-- Begin DATASET CONTENT --
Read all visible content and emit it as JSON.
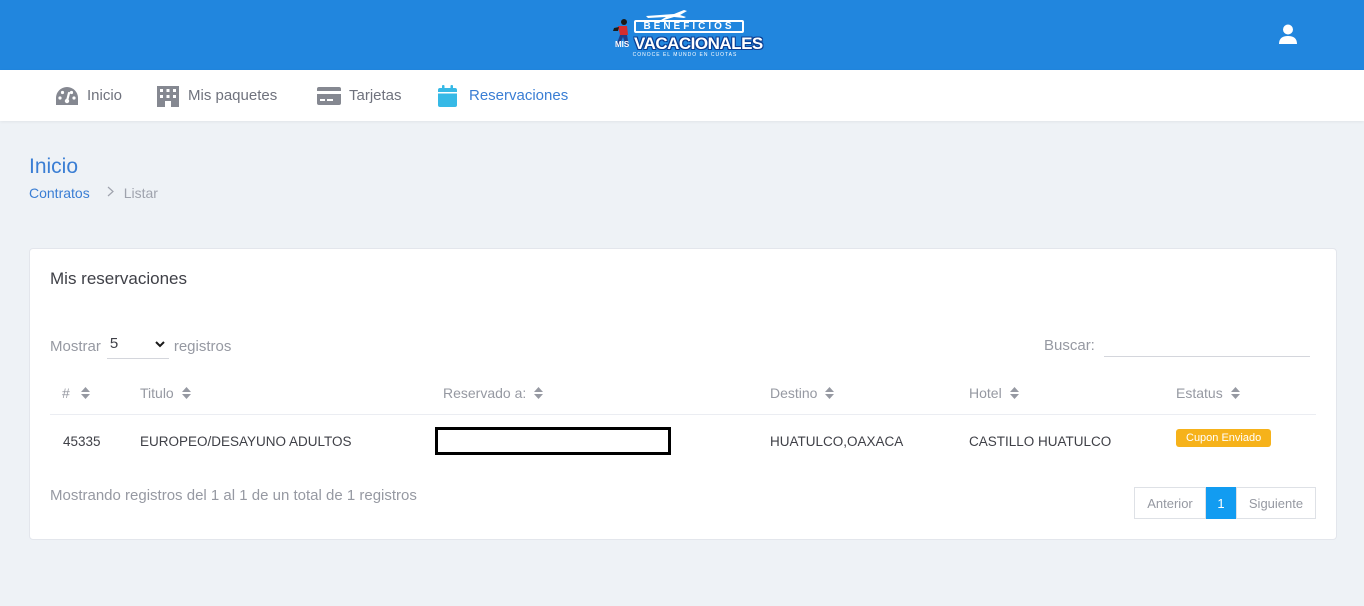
{
  "brand": {
    "line1": "BENEFICIOS",
    "mis": "MIS",
    "line2": "VACACIONALES",
    "tagline": "CONOCE EL MUNDO EN CUOTAS"
  },
  "nav": {
    "items": [
      {
        "label": "Inicio",
        "icon": "dashboard-icon"
      },
      {
        "label": "Mis paquetes",
        "icon": "building-icon"
      },
      {
        "label": "Tarjetas",
        "icon": "credit-card-icon"
      },
      {
        "label": "Reservaciones",
        "icon": "calendar-icon",
        "active": true
      }
    ]
  },
  "page": {
    "title": "Inicio",
    "breadcrumb": [
      "Contratos",
      "Listar"
    ]
  },
  "card": {
    "title": "Mis reservaciones",
    "length_label_before": "Mostrar",
    "length_value": "5",
    "length_label_after": "registros",
    "search_label": "Buscar:",
    "search_value": "",
    "columns": [
      "#",
      "Titulo",
      "Reservado a:",
      "Destino",
      "Hotel",
      "Estatus"
    ],
    "rows": [
      {
        "id": "45335",
        "titulo": "EUROPEO/DESAYUNO ADULTOS",
        "reservado": "",
        "destino": "HUATULCO,OAXACA",
        "hotel": "CASTILLO HUATULCO",
        "estatus": "Cupon Enviado"
      }
    ],
    "info": "Mostrando registros del 1 al 1 de un total de 1 registros",
    "pager": {
      "prev": "Anterior",
      "current": "1",
      "next": "Siguiente"
    }
  },
  "colors": {
    "header": "#2186de",
    "accent": "#3a7ed4",
    "badge": "#f6b21a",
    "page_current": "#129cf1"
  }
}
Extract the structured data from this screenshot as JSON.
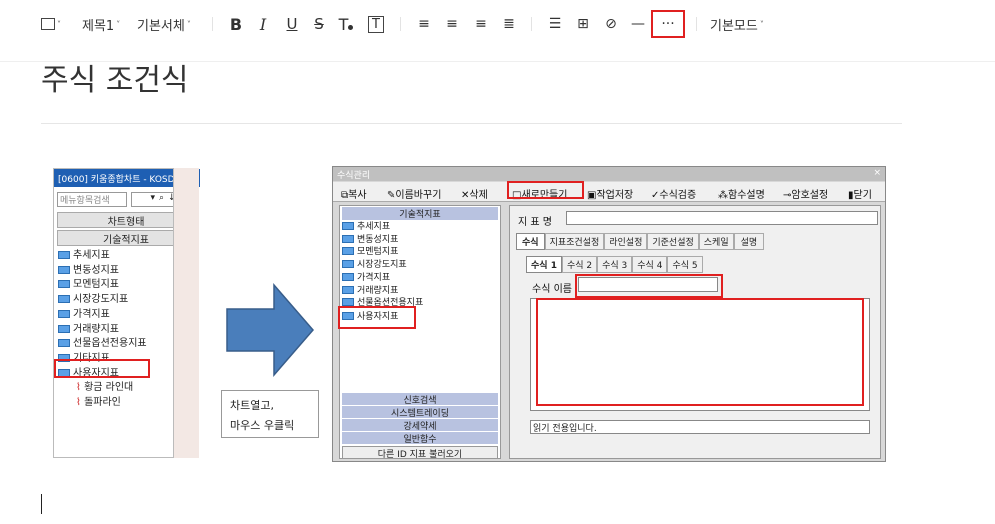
-- End DATASET CONTENT --
PROMPT | Reproduce the entries above word for word. Pictures stay out.

EXERCISE RESULT |
Read all visible content and emit it as JSON.
{
  "brand": {
    "line1": "BENEFICIOS",
    "mis": "MIS",
    "line2": "VACACIONALES",
    "tagline": "CONOCE EL MUNDO EN CUOTAS"
  },
  "nav": {
    "items": [
      {
        "label": "Inicio",
        "icon": "dashboard-icon"
      },
      {
        "label": "Mis paquetes",
        "icon": "building-icon"
      },
      {
        "label": "Tarjetas",
        "icon": "credit-card-icon"
      },
      {
        "label": "Reservaciones",
        "icon": "calendar-icon",
        "active": true
      }
    ]
  },
  "page": {
    "title": "Inicio",
    "breadcrumb": [
      "Contratos",
      "Listar"
    ]
  },
  "card": {
    "title": "Mis reservaciones",
    "length_label_before": "Mostrar",
    "length_value": "5",
    "length_label_after": "registros",
    "search_label": "Buscar:",
    "search_value": "",
    "columns": [
      "#",
      "Titulo",
      "Reservado a:",
      "Destino",
      "Hotel",
      "Estatus"
    ],
    "rows": [
      {
        "id": "45335",
        "titulo": "EUROPEO/DESAYUNO ADULTOS",
        "reservado": "",
        "destino": "HUATULCO,OAXACA",
        "hotel": "CASTILLO HUATULCO",
        "estatus": "Cupon Enviado"
      }
    ],
    "info": "Mostrando registros del 1 al 1 de un total de 1 registros",
    "pager": {
      "prev": "Anterior",
      "current": "1",
      "next": "Siguiente"
    }
  },
  "colors": {
    "header": "#2186de",
    "accent": "#3a7ed4",
    "badge": "#f6b21a",
    "page_current": "#129cf1"
  }
}
Extract the structured data from this screenshot as JSON.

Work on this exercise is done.